## TEXT PASSAGE
▼▼▼

Generic Functions

I don't like the word 'multimethod'.

To me it seems to imply that you have normal, regular 'methods', which are the default, the correct choice in almost all cases. 'Multimethods', on the other hand, are something unusual, obscure, and special purpose, if not actually weird.

I hope to show the opposite here: that the semantics of 'method' in Java ('virtual method` in C++) are counter-intuitive at best, while 'multimethod' (aka 'generic function' in Common Lisp, Dylan, etc) semantics are the natural choice.

In over a decade of interviewing SDEs, I've encountered very few who understood how Java method lookup actually works. Perhaps 95% unconsciously assumed it was using 'multimethod'/'generic function' semantics. I started out thinking understanding method lookup semantics was a minimal requirement for a Java; I had to drop that in favor of evaluating how quickly the candidate could figure out what was actually happening, given a code that demonstrated their misunderstanding.

Core idea

I suspect that some of the confusion about method lookup semantics is due to the asymmetric method invocation syntax in Java and similar languages, which itself probably reflects extending the 'method call' as 'message sending' metaphor to contexts where it shouldn't have been.

The actual idea is pretty simple.

I'm going make an attempt at neutral, terminology, to minimize misleading metaphorical baggage. I'm also going to use a lisp-like syntax, because, after all, we are talking about Clojure functionality, but also, more important, because I believe it's better at exposing the intrinsic symmetries.

Let's say we are assembling a software system out of operations (f, g, ...) which are applied to to operands (a, b, c, ...). I write (f a b c) for applying f to a b c.

I'm not assuming anything about whether a, b, c (or f for that matter) are immutable values or containers for mutable state, whether f returns values or has side effects, or whether f is a pure function in the sense that it does the same thing (returns the same value) every time it is applied to the same operands. These are important issues, but orthogonal to what I'm talking about here.

(I'm using 3 argument examples to simplify presentation, avoiding lots of ellipses. There's nothing special about 1 vs 2 vs 3 vs ... for simple argument lists. I'm going to defer dealing with more complicated argument specification.

I'm also avoiding, for the moment, dealing with generic operations with multiple arities. The simple approach is to treat each arity independently. However, it may be useful at times to define a single method that can handle multiple arities, via some kind of &rest argument.)

For a simple operation, (f a b c) means something like:

  • push c b a on the stack.
  • jump to the first instruction of f and start executing.

A generic operation is implemented indirectly, via a set of methods. In that case, (f a b c) turns into ((find-method f a b c) a b c), roughly:

  • push c b a f on the stack.
  • jump to the first instruction of find-method and start executing, returning with c b a method on the stack
  • pop method off the stack
  • jump to its first instruction and start executing.

▲▲▲

## DATA FOR THIS EXERCISE

▼▼▼

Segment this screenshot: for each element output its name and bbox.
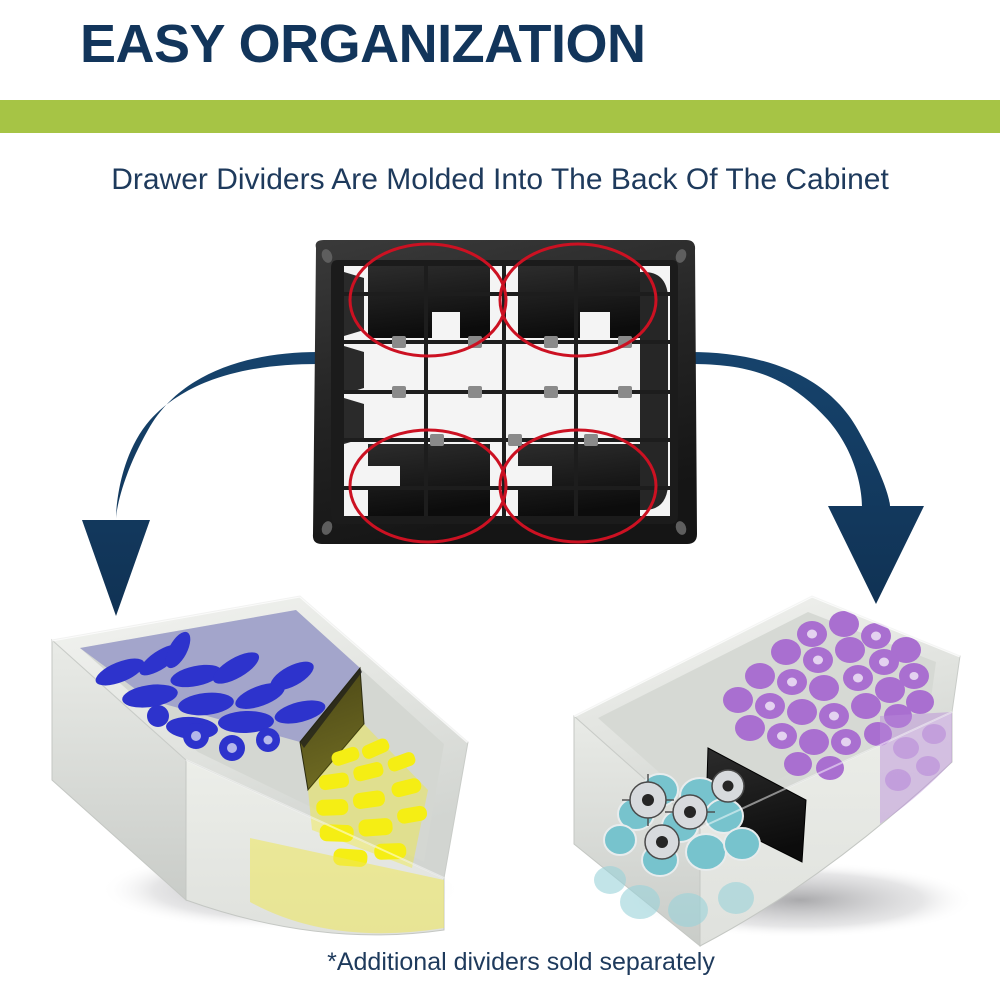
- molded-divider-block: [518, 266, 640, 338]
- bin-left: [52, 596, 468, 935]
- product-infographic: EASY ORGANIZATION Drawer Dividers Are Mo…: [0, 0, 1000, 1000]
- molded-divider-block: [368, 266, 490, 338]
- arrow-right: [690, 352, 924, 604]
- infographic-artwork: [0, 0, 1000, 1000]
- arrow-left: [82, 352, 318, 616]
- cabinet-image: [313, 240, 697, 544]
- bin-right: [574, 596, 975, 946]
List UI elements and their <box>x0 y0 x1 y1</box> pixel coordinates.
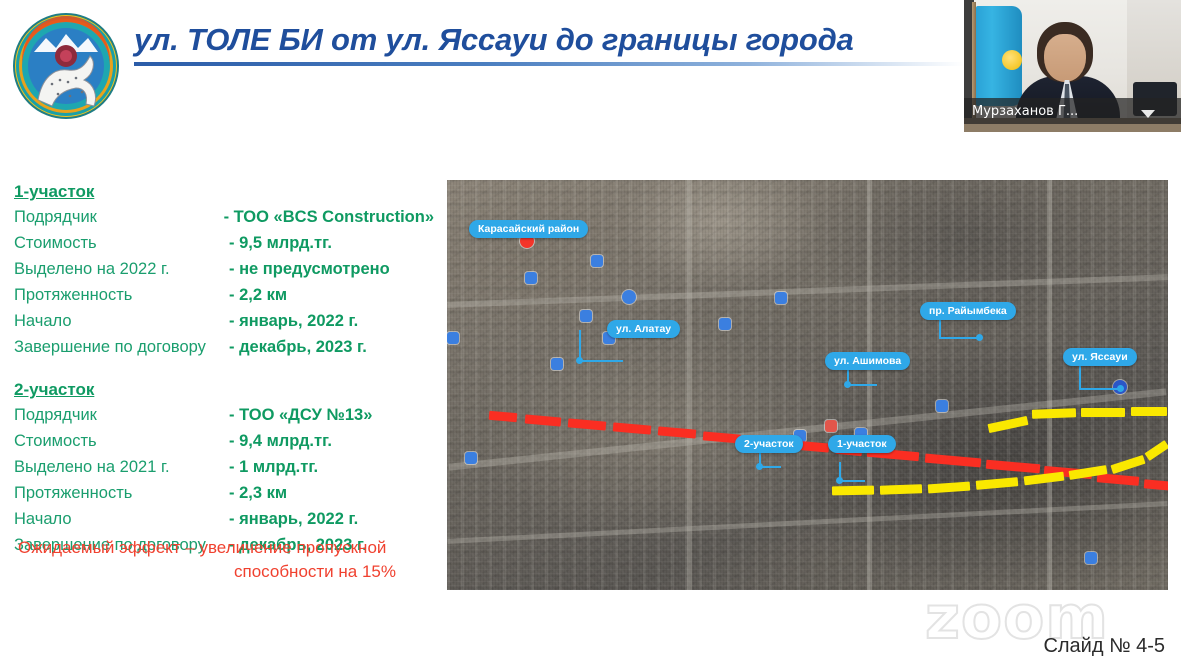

▲▲▲

## TASKS FOR THIS EXERCISE
- 1) Please edit the listing from its start through the line holding "- arrow-right: [690, 352, 924, 604]", inclusive, replacing "screenshot" with "screen capture" and leaving everything else unchanged. Omit the pictures from your answer.
- 2) Proceed with the text on generic functions from its final sentence.

## THE RESPONSES
- 1)
Segment this screen capture: for each element output its name and bbox.
- molded-divider-block: [518, 266, 640, 338]
- bin-left: [52, 596, 468, 935]
- product-infographic: EASY ORGANIZATION Drawer Dividers Are Mo…: [0, 0, 1000, 1000]
- molded-divider-block: [368, 266, 490, 338]
- arrow-right: [690, 352, 924, 604]

- 2)
Pro: Generic operations offer an elegant form of modularity, permitting us to extend an existing software system either by adding new operations on existing operands, or new operands that can participate in existing operations, without touching existing code.

Con: In some cases, implementing methods that are efficient enough will require breaking the encapsulation of the operands, exposing what should be private state in scattered locations, violating standard 'object-oriented' doctrine.

However, the fact is that there are important cases where it is impossible to correctly implement an operation on 2 or more operands without access to their internal state. What happens too often in practice, in languages like Java, is the private state is made public, losing all control.

Languages with generic functions (multimethods) at least offer the possibility of tracking and managing multiple operand encapsulation breaking. And they encourage adding alternate representations (new operands) rather than modifying the internal representation of an existing operand.

Con: (find-method f a b c) is takes extra time compared to (somehow) calling the method code directly.

If the time for find-method is small compared to to the time for method itself, then it doesn't matter.

How small is small enough? Of course, smaller is always better, but I rarely find that speed-up/slow-down less than a factor of 2 has much practical impact on whether an approach is used or not.

A useful goal: be able to add new methods to (+ a b) while retaining the same performance when a and b are primitive numbers.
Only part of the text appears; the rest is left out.